What to produce: Find each line with the string "Morel" and copy it.
>> Begin
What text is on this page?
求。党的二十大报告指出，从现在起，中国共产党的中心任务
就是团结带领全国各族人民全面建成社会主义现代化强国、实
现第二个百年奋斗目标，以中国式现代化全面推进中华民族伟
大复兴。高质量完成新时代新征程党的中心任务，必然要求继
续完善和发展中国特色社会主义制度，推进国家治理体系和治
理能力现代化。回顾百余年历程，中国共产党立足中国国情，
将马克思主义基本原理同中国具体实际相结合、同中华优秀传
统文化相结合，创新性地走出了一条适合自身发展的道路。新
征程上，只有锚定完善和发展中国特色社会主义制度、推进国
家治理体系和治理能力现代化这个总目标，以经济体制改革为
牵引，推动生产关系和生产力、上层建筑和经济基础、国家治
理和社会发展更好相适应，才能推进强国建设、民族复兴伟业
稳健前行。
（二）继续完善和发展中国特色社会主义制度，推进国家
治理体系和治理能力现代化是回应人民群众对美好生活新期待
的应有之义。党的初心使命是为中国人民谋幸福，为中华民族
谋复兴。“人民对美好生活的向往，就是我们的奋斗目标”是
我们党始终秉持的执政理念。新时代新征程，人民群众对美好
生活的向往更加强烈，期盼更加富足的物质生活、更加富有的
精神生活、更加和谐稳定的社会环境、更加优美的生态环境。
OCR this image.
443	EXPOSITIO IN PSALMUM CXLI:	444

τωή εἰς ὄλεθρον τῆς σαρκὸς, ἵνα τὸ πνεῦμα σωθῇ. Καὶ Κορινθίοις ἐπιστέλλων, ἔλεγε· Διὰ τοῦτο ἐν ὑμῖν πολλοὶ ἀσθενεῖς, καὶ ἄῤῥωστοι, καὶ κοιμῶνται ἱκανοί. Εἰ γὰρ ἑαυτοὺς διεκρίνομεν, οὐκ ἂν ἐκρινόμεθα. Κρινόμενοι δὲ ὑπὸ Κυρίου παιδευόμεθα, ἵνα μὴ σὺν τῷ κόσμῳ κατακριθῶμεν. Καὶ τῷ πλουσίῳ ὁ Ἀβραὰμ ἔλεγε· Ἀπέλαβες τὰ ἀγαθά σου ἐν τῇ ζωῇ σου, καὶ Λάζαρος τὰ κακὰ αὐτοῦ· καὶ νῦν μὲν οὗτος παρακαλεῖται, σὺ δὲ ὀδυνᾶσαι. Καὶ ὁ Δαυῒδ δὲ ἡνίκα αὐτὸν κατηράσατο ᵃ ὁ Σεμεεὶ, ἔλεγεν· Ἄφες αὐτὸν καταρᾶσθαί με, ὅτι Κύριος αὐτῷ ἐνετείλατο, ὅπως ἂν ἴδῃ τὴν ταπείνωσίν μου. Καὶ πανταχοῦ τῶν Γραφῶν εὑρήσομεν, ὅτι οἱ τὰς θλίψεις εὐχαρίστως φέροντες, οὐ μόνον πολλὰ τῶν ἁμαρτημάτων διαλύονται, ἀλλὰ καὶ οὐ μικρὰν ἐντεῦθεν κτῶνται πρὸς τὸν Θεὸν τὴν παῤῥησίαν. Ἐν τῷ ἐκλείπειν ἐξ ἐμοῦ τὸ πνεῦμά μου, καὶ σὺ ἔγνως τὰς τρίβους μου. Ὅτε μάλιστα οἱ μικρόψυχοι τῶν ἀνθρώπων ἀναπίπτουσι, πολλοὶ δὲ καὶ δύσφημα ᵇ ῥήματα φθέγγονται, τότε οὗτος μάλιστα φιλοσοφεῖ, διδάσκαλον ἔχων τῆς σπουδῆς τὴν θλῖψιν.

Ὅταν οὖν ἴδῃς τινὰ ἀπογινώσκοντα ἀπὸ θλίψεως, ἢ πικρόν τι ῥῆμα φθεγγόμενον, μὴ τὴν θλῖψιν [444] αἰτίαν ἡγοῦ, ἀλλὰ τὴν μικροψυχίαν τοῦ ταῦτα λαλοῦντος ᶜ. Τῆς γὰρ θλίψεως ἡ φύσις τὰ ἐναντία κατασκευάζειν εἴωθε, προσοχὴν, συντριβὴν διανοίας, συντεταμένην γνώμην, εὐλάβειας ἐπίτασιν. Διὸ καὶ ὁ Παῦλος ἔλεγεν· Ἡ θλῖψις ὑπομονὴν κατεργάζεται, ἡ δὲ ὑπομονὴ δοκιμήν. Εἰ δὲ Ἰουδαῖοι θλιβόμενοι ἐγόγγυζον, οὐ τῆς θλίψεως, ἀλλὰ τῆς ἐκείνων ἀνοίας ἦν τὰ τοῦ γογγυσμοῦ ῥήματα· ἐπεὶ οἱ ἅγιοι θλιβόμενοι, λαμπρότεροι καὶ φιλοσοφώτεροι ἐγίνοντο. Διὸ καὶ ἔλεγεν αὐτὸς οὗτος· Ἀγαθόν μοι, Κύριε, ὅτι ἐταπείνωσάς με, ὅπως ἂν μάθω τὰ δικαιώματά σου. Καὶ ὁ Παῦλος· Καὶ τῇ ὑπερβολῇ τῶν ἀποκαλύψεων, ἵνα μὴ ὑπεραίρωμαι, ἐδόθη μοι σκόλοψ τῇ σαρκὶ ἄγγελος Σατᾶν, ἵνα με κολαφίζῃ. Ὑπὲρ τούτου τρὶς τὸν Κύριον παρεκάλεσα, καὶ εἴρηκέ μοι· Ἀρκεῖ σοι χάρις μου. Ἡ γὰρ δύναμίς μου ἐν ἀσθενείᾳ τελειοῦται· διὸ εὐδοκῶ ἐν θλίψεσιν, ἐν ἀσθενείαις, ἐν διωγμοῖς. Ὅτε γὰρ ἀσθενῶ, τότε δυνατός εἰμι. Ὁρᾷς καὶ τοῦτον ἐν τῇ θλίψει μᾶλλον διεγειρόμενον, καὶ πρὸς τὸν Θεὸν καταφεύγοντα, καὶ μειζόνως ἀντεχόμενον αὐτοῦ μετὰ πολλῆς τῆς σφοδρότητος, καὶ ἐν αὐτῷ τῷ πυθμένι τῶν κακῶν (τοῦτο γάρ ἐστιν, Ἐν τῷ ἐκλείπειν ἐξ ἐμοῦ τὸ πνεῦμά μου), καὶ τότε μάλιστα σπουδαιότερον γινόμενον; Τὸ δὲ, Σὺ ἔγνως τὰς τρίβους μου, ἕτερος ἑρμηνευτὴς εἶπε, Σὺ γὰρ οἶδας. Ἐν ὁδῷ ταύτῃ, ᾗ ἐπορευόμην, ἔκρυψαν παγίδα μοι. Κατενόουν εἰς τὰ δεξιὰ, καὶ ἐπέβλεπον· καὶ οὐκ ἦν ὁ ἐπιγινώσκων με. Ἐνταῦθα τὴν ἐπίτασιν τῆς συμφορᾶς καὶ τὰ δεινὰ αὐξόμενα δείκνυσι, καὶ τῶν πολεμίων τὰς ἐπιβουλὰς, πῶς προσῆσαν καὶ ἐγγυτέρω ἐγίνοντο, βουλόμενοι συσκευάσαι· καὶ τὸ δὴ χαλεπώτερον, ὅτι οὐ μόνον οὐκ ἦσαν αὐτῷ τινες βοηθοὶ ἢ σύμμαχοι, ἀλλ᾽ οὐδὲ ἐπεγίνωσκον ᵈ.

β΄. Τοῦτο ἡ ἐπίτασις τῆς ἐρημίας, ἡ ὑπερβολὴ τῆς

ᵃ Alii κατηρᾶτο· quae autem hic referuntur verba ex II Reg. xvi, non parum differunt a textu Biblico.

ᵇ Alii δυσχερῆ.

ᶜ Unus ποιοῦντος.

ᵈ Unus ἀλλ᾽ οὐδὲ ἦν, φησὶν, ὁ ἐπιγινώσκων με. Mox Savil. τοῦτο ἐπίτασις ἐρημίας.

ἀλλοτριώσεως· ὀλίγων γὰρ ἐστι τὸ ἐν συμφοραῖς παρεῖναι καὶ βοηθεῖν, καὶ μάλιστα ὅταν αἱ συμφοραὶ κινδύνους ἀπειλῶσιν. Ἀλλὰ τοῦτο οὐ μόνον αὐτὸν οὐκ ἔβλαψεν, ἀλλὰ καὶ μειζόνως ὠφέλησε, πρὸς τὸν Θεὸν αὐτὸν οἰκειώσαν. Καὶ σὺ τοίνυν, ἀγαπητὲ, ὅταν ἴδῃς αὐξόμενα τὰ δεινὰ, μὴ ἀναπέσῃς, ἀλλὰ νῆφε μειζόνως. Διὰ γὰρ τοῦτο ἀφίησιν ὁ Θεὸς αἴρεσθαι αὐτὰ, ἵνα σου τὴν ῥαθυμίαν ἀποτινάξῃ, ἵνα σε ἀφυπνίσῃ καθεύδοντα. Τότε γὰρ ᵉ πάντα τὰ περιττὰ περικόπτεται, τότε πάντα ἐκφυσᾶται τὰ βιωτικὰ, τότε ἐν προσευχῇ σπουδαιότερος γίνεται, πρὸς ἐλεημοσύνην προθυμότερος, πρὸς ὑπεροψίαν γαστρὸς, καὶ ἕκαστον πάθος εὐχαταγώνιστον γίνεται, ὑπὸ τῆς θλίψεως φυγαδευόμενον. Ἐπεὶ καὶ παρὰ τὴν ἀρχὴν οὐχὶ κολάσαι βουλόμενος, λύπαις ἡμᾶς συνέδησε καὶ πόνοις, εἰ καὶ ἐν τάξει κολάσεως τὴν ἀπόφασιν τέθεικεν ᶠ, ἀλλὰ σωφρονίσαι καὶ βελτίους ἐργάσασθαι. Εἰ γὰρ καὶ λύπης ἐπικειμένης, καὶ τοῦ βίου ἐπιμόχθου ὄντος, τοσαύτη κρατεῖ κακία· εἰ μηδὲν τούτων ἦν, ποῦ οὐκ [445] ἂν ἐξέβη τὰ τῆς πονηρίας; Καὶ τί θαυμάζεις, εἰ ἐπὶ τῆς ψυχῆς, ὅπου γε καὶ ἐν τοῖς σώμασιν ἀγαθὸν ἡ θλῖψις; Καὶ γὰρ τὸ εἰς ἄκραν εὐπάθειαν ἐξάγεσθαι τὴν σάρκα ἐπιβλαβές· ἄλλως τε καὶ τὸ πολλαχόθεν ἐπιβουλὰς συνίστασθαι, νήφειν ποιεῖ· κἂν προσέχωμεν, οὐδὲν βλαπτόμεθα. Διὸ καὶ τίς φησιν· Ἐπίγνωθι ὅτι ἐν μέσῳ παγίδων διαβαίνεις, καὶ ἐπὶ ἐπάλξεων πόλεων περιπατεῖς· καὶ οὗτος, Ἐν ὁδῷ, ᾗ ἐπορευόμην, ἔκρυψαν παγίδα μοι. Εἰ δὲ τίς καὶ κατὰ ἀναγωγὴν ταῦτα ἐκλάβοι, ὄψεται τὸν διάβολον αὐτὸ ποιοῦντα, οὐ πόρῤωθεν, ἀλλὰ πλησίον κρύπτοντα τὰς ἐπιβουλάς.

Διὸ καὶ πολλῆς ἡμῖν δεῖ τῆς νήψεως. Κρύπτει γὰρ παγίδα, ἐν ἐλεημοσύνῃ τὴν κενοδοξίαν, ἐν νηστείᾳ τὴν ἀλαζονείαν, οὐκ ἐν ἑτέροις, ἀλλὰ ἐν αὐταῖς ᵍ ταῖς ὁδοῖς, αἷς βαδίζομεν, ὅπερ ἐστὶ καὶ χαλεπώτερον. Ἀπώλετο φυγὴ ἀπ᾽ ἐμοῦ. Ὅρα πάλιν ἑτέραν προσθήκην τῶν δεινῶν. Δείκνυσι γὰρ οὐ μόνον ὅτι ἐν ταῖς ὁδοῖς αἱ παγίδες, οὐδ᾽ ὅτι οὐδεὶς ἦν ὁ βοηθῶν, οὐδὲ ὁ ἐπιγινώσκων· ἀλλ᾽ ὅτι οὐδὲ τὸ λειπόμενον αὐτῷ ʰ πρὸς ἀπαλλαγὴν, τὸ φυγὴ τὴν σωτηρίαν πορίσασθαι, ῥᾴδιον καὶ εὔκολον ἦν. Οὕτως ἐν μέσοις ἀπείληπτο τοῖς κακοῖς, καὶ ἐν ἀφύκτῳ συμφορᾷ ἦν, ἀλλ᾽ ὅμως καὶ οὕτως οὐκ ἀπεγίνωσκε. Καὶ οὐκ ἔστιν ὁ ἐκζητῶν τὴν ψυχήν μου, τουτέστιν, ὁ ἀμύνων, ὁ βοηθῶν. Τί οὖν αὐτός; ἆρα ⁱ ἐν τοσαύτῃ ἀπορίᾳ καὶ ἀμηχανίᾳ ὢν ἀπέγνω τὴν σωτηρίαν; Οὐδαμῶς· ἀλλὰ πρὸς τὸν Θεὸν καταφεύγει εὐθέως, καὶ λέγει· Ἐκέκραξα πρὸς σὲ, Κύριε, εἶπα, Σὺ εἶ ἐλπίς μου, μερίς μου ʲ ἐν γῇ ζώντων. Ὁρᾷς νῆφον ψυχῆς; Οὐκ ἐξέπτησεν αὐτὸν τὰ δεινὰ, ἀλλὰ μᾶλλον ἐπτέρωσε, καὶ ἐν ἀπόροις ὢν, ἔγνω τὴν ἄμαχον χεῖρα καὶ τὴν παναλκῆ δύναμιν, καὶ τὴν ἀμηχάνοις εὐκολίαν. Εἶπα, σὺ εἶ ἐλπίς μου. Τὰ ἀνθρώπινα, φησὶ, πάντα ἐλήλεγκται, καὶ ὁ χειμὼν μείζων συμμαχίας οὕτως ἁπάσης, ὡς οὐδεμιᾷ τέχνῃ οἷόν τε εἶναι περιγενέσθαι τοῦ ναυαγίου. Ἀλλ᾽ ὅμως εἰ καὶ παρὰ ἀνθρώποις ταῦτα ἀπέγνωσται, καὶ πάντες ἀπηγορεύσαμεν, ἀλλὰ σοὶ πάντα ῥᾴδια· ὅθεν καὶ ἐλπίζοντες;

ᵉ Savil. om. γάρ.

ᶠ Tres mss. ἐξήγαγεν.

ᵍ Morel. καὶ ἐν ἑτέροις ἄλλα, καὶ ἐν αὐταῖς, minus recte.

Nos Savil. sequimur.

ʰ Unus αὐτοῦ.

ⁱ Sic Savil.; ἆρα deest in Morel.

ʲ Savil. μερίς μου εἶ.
>> End
Correct result:
ᵍ Morel. καὶ ἐν ἑτέροις ἄλλα, καὶ ἐν αὐταῖς, minus recte.
ⁱ Sic Savil.; ἆρα deest in Morel.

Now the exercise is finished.